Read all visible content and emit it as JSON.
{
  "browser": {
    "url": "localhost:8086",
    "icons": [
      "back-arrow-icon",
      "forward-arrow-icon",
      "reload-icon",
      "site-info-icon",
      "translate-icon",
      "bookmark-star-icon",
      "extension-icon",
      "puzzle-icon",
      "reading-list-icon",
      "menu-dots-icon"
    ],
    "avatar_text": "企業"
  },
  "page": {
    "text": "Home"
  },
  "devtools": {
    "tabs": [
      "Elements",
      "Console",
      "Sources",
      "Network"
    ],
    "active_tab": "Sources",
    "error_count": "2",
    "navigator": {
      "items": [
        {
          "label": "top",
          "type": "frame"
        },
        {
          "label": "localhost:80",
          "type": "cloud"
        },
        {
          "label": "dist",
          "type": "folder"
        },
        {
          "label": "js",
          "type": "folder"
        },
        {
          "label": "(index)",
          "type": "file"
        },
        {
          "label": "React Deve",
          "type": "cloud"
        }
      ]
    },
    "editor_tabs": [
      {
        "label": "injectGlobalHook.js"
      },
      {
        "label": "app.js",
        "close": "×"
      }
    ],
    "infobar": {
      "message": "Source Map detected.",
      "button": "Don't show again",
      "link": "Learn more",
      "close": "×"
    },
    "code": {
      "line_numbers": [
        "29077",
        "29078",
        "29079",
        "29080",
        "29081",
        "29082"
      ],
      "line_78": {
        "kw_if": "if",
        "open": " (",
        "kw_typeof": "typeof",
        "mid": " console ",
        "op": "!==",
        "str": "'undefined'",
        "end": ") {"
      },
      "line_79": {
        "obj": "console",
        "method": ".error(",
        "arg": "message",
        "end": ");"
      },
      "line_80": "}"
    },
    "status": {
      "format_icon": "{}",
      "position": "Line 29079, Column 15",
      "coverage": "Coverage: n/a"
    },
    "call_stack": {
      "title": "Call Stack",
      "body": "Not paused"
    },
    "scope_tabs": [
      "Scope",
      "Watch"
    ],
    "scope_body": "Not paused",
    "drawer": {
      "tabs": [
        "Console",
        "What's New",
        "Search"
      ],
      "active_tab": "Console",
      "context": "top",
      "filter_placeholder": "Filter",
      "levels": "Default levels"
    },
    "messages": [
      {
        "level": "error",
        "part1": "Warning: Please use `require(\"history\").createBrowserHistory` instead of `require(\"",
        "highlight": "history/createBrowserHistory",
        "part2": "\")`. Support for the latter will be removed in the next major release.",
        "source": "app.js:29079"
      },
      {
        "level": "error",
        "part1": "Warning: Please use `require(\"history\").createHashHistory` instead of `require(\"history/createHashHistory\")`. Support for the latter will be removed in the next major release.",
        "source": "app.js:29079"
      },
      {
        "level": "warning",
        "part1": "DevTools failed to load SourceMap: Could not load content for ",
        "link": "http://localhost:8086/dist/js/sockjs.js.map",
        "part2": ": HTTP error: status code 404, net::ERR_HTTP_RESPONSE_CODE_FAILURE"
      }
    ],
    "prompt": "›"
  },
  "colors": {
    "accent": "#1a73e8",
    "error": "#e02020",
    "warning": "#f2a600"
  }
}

============================================================

Problem description: Extract each line of the material exactly as it stands.

Exercise result:
Read all visible content and emit it as JSON.
{
  "browser": {
    "url": "localhost:8086",
    "icons": [
      "back-arrow-icon",
      "forward-arrow-icon",
      "reload-icon",
      "site-info-icon",
      "translate-icon",
      "bookmark-star-icon",
      "extension-icon",
      "puzzle-icon",
      "reading-list-icon",
      "menu-dots-icon"
    ],
    "avatar_text": "企業"
  },
  "page": {
    "text": "Home"
  },
  "devtools": {
    "tabs": [
      "Elements",
      "Console",
      "Sources",
      "Network"
    ],
    "active_tab": "Sources",
    "error_count": "2",
    "navigator": {
      "items": [
        {
          "label": "top",
          "type": "frame"
        },
        {
          "label": "localhost:80",
          "type": "cloud"
        },
        {
          "label": "dist",
          "type": "folder"
        },
        {
          "label": "js",
          "type": "folder"
        },
        {
          "label": "(index)",
          "type": "file"
        },
        {
          "label": "React Deve",
          "type": "cloud"
        }
      ]
    },
    "editor_tabs": [
      {
        "label": "injectGlobalHook.js"
      },
      {
        "label": "app.js",
        "close": "×"
      }
    ],
    "infobar": {
      "message": "Source Map detected.",
      "button": "Don't show again",
      "link": "Learn more",
      "close": "×"
    },
    "code": {
      "line_numbers": [
        "29077",
        "29078",
        "29079",
        "29080",
        "29081",
        "29082"
      ],
      "line_78": {
        "kw_if": "if",
        "open": " (",
        "kw_typeof": "typeof",
        "mid": " console ",
        "op": "!==",
        "str": "'undefined'",
        "end": ") {"
      },
      "line_79": {
        "obj": "console",
        "method": ".error(",
        "arg": "message",
        "end": ");"
      },
      "line_80": "}"
    },
    "status": {
      "format_icon": "{}",
      "position": "Line 29079, Column 15",
      "coverage": "Coverage: n/a"
    },
    "call_stack": {
      "title": "Call Stack",
      "body": "Not paused"
    },
    "scope_tabs": [
      "Scope",
      "Watch"
    ],
    "scope_body": "Not paused",
    "drawer": {
      "tabs": [
        "Console",
        "What's New",
        "Search"
      ],
      "active_tab": "Console",
      "context": "top",
      "filter_placeholder": "Filter",
      "levels": "Default levels"
    },
    "messages": [
      {
        "level": "error",
        "part1": "Warning: Please use `require(\"history\").createBrowserHistory` instead of `require(\"",
        "highlight": "history/createBrowserHistory",
        "part2": "\")`. Support for the latter will be removed in the next major release.",
        "source": "app.js:29079"
      },
      {
        "level": "error",
        "part1": "Warning: Please use `require(\"history\").createHashHistory` instead of `require(\"history/createHashHistory\")`. Support for the latter will be removed in the next major release.",
        "source": "app.js:29079"
      },
      {
        "level": "warning",
        "part1": "DevTools failed to load SourceMap: Could not load content for ",
        "link": "http://localhost:8086/dist/js/sockjs.js.map",
        "part2": ": HTTP error: status code 404, net::ERR_HTTP_RESPONSE_CODE_FAILURE"
      }
    ],
    "prompt": "›"
  },
  "colors": {
    "accent": "#1a73e8",
    "error": "#e02020",
    "warning": "#f2a600"
  }
}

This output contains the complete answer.